▶ Task brief
Print every entry word for word, but omit the pictures.

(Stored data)
- - - -

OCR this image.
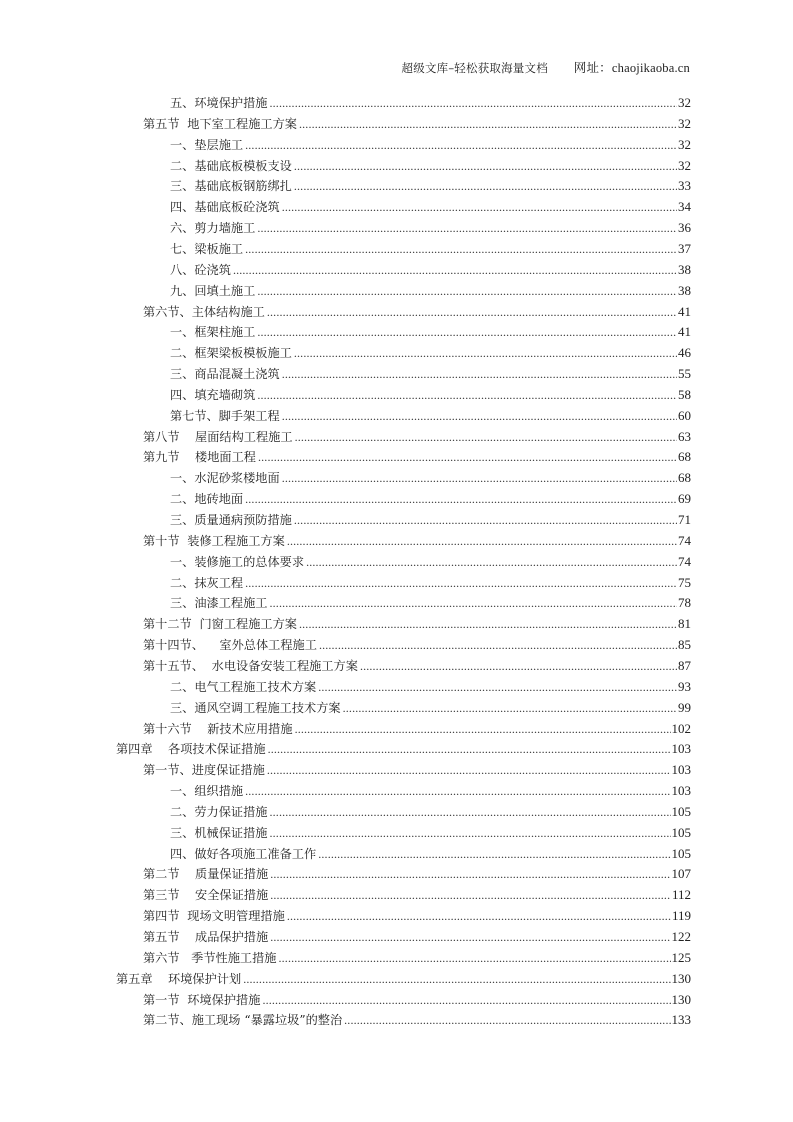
超级文库–轻松获取海量文档 网址：chaojikaoba.cn
五、环境保护措施 .....	32
第五节  地下室工程施工方案 .....	32
一、垫层施工 .....	32
二、基础底板模板支设 .....	32
三、基础底板钢筋绑扎 .....	33
四、基础底板砼浇筑 .....	34
六、剪力墙施工 .....	36
七、梁板施工 .....	37
八、砼浇筑 .....	38
九、回填土施工 .....	38
第六节、主体结构施工 .....	41
一、框架柱施工 .....	41
二、框架梁板模板施工 .....	46
三、商品混凝土浇筑 .....	55
四、填充墙砌筑 .....	58
第七节、脚手架工程 .....	60
第八节    屋面结构工程施工 .....	63
第九节    楼地面工程 .....	68
一、水泥砂浆楼地面 .....	68
二、地砖地面 .....	69
三、质量通病预防措施 .....	71
第十节  装修工程施工方案 .....	74
一、装修施工的总体要求 .....	74
二、抹灰工程 .....	75
三、油漆工程施工 .....	78
第十二节  门窗工程施工方案 .....	81
第十四节、    室外总体工程施工 .....	85
第十五节、  水电设备安装工程施工方案 .....	87
二、电气工程施工技术方案 .....	93
三、通风空调工程施工技术方案 .....	99
第十六节    新技术应用措施 .....	102
第四章    各项技术保证措施 .....	103
第一节、进度保证措施 .....	103
一、组织措施 .....	103
二、劳力保证措施 .....	105
三、机械保证措施 .....	105
四、做好各项施工准备工作 .....	105
第二节    质量保证措施 .....	107
第三节    安全保证措施 .....	112
第四节  现场文明管理措施 .....	119
第五节    成品保护措施 .....	122
第六节   季节性施工措施 .....	125
第五章    环境保护计划 .....	130
第一节  环境保护措施 .....	130
第二节、施工现场 “暴露垃圾”的整治 .....	133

- - - -

▶ Result of this task
OCR this image.
超级文库–轻松获取海量文档 网址：chaojikaoba.cn
五、环境保护措施 .....	32
第五节  地下室工程施工方案 .....	32
一、垫层施工 .....	32
二、基础底板模板支设 .....	32
三、基础底板钢筋绑扎 .....	33
四、基础底板砼浇筑 .....	34
六、剪力墙施工 .....	36
七、梁板施工 .....	37
八、砼浇筑 .....	38
九、回填土施工 .....	38
第六节、主体结构施工 .....	41
一、框架柱施工 .....	41
二、框架梁板模板施工 .....	46
三、商品混凝土浇筑 .....	55
四、填充墙砌筑 .....	58
第七节、脚手架工程 .....	60
第八节    屋面结构工程施工 .....	63
第九节    楼地面工程 .....	68
一、水泥砂浆楼地面 .....	68
二、地砖地面 .....	69
三、质量通病预防措施 .....	71
第十节  装修工程施工方案 .....	74
一、装修施工的总体要求 .....	74
二、抹灰工程 .....	75
三、油漆工程施工 .....	78
第十二节  门窗工程施工方案 .....	81
第十四节、    室外总体工程施工 .....	85
第十五节、  水电设备安装工程施工方案 .....	87
二、电气工程施工技术方案 .....	93
三、通风空调工程施工技术方案 .....	99
第十六节    新技术应用措施 .....	102
第四章    各项技术保证措施 .....	103
第一节、进度保证措施 .....	103
一、组织措施 .....	103
二、劳力保证措施 .....	105
三、机械保证措施 .....	105
四、做好各项施工准备工作 .....	105
第二节    质量保证措施 .....	107
第三节    安全保证措施 .....	112
第四节  现场文明管理措施 .....	119
第五节    成品保护措施 .....	122
第六节   季节性施工措施 .....	125
第五章    环境保护计划 .....	130
第一节  环境保护措施 .....	130
第二节、施工现场 “暴露垃圾”的整治 .....	133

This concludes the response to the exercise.